LESETEXT:
--*--

Niemand ist eine Insel


Was sind uns andere Menschen wert? Wirtschaftswissenschaftler behaupten, dass sie sich in Geld kaum aufwiegen lassen. So lassen uns gute Freundschaften beispielsweise langsamer altern. Und auch enge Familienbande sind enorm wichtig für die Lebenszufriedenheit – wenn auch nicht um jeden Preis

Von Susanne Paulsen

Was macht Menschen glücklich? Glaubt man der Mehrheit jener Wissenschaftler, die sich mit dieser Frage befassen, so lautet die Antwort: vor allem andere Menschen, besonders aber Freunde und Familienmitglieder. Das jedenfalls ist ein Fazit im „World Book of Happiness“, einem Kompendium, in dem mehr als 100 Glücksforscher aus fast 50 Ländern die Erkenntnisse ihrer Arbeit zusammengetragen haben.

„Geben Sie engen Beziehungen den Vorzug vor Erfolg“, schreibt der US-Sozialpsychologe David G. Myers. „Wir sind vom Glück anderer abhängig“, erklärt der rumänische Soziologe Sergiu Baltatescu.

„Niemand ist eine Insel“, schreibt der Grieche Konstantinos Kafetsios, der über Gefühle forscht. „Erfahren Sie zwischenmenschliche Beziehungen“, rät dessen chinesischer Kollege Xing Zhanjun.

„Glück ist sozial“, so der britische Ökonom Andrew Clark.

Die Quintessenz all dieser Aussagen: Das soziale Wesen Homo sapiens ist bei der Suche nach Glück entscheidend von anderen Vertretern seiner Spezies abhängig, von Freunden, Partnern und Kindern.

Freunde: Das Netz, das einen trägt


Zahlreiche wissenschaftliche Untersuchungen in den vergangenen Jahren haben ergeben, was ohnehin selbstverständlich erscheint: Freunde fördern das Wohlbefinden. Der Grund, weshalb die Forscher großen Aufwand betrieben, um eine auf den ersten Blick höchst triviale Frage zu beantworten: Sie wollten die umgekehrte Kausalität ausschließen – dass der augenfällige Zusammenhang zwischen Freundschaft und Glück also schon deshalb zustande kommt, weil glückliche Menschen leichter Kontakte schließen.

Freundschaften haben aber noch weitere positive Effekte. Sie halten gesund, mehr noch: Sie können das Leben des Einzelnen sogar um Jahre verlängern. Das zeigte sich kürzlich bei einer über zehn Jahre laufenden Studie mit fast 1500 australischen Männern und Frauen im Alter von mehr als 70 Jahren. Das Ergebnis: Ein starkes Netz aus Freunden erhöhte die Lebenserwartung der Probanden um bis zu 22 Prozent.

Dagegen blieb ein enger Kontakt mit den eigenen Kindern oder mit Verwandten ohne vergleichbare Effekte.

Die Forscher führen das darauf zurück, dass Menschen sich ihre Freunde im Gegensatz zu ihren Verwandten selbst auswählen können.

--*--

DATENAUSZUG:
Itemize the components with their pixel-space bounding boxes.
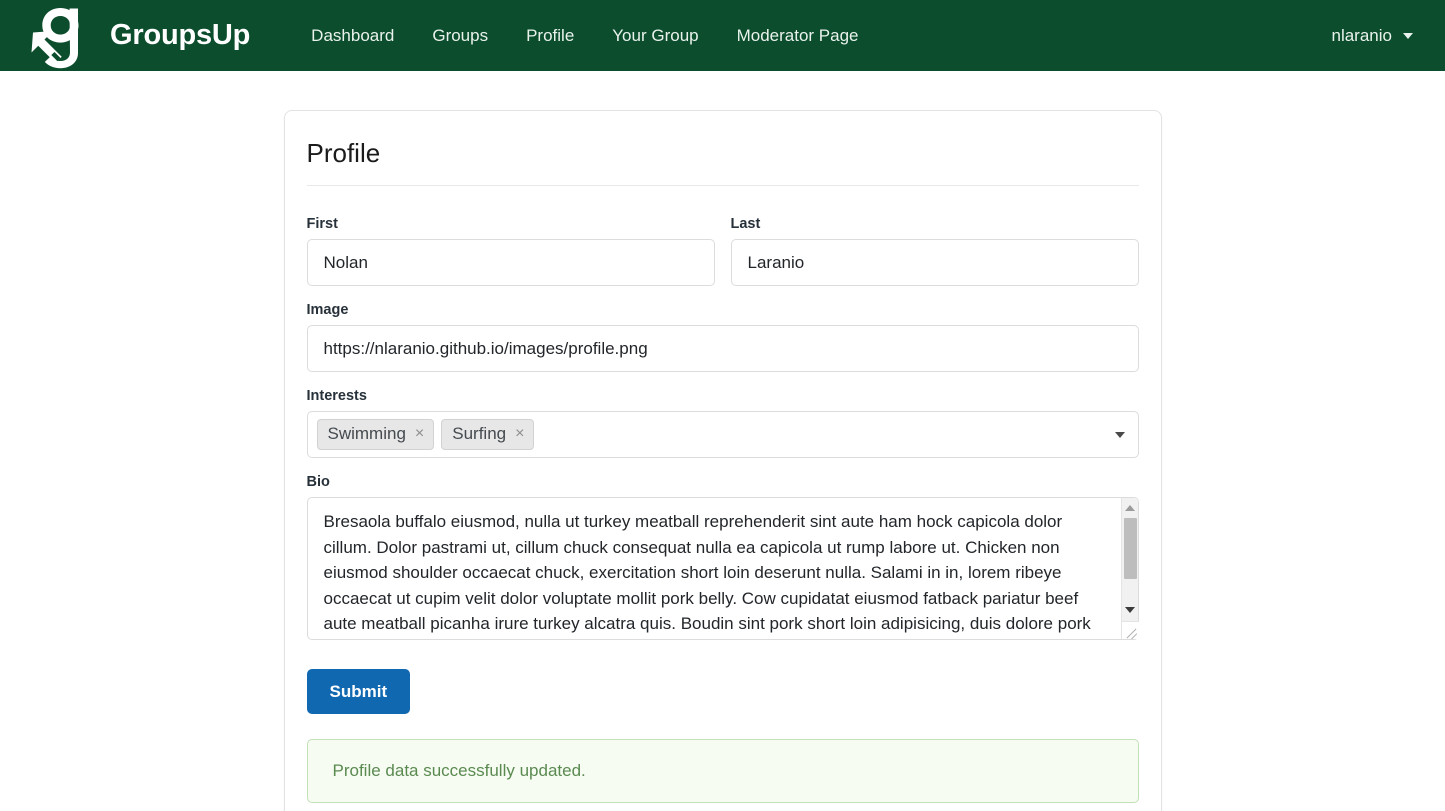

--*--

SCHRIFTLICHE AUFGABE: Schreiben Sie aus dem Lesetext die Stelle zwischen „Freundschaften haben aber“ und „selbst auswählen können.“ einschließlich dieser beiden Wortgruppen ab.

ANTWORT:
Freundschaften haben aber noch weitere positive Effekte. Sie halten gesund, mehr noch: Sie können das Leben des Einzelnen sogar um Jahre verlängern. Das zeigte sich kürzlich bei einer über zehn Jahre laufenden Studie mit fast 1500 australischen Männern und Frauen im Alter von mehr als 70 Jahren. Das Ergebnis: Ein starkes Netz aus Freunden erhöhte die Lebenserwartung der Probanden um bis zu 22 Prozent.

Dagegen blieb ein enger Kontakt mit den eigenen Kindern oder mit Verwandten ohne vergleichbare Effekte.

Die Forscher führen das darauf zurück, dass Menschen sich ihre Freunde im Gegensatz zu ihren Verwandten selbst auswählen können.